_Aim of the exercise_:
Reproduce exactly the final portion of the data: every line from the one containing "Output the text content of this document." through the last line, inclusive.

[Start Input records]

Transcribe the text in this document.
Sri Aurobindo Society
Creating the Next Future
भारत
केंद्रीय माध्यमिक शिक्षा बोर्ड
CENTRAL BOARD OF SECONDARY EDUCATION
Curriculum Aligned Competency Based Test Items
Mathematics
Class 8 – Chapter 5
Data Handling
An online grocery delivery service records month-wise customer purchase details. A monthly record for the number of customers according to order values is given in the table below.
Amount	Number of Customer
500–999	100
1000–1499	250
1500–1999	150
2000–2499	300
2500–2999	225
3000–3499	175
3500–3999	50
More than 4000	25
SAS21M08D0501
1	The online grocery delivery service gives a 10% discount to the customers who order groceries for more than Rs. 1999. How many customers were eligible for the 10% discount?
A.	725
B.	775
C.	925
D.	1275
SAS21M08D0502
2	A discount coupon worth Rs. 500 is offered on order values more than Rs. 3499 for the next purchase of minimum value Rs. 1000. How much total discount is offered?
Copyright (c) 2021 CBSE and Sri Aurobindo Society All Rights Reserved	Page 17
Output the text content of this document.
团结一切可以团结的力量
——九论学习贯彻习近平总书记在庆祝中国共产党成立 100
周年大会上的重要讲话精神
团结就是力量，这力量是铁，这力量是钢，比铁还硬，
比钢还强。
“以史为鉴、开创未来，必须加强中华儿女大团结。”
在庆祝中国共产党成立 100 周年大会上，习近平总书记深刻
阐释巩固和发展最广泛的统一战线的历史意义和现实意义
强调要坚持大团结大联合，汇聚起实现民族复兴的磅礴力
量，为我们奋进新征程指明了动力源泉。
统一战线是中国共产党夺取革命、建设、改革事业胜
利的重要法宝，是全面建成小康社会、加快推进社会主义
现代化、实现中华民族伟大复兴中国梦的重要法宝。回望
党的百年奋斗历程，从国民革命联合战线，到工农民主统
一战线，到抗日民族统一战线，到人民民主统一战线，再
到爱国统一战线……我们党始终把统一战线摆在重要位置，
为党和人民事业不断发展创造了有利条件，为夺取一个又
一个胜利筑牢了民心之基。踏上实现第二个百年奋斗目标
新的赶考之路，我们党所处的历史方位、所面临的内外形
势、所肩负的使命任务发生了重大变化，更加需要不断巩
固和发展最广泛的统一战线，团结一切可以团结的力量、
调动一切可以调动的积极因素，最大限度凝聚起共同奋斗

[End Input records]

_Answer below_:
Output the text content of this document.
团结一切可以团结的力量
——九论学习贯彻习近平总书记在庆祝中国共产党成立 100
周年大会上的重要讲话精神
团结就是力量，这力量是铁，这力量是钢，比铁还硬，
比钢还强。
“以史为鉴、开创未来，必须加强中华儿女大团结。”
在庆祝中国共产党成立 100 周年大会上，习近平总书记深刻
阐释巩固和发展最广泛的统一战线的历史意义和现实意义
强调要坚持大团结大联合，汇聚起实现民族复兴的磅礴力
量，为我们奋进新征程指明了动力源泉。
统一战线是中国共产党夺取革命、建设、改革事业胜
利的重要法宝，是全面建成小康社会、加快推进社会主义
现代化、实现中华民族伟大复兴中国梦的重要法宝。回望
党的百年奋斗历程，从国民革命联合战线，到工农民主统
一战线，到抗日民族统一战线，到人民民主统一战线，再
到爱国统一战线……我们党始终把统一战线摆在重要位置，
为党和人民事业不断发展创造了有利条件，为夺取一个又
一个胜利筑牢了民心之基。踏上实现第二个百年奋斗目标
新的赶考之路，我们党所处的历史方位、所面临的内外形
势、所肩负的使命任务发生了重大变化，更加需要不断巩
固和发展最广泛的统一战线，团结一切可以团结的力量、
调动一切可以调动的积极因素，最大限度凝聚起共同奋斗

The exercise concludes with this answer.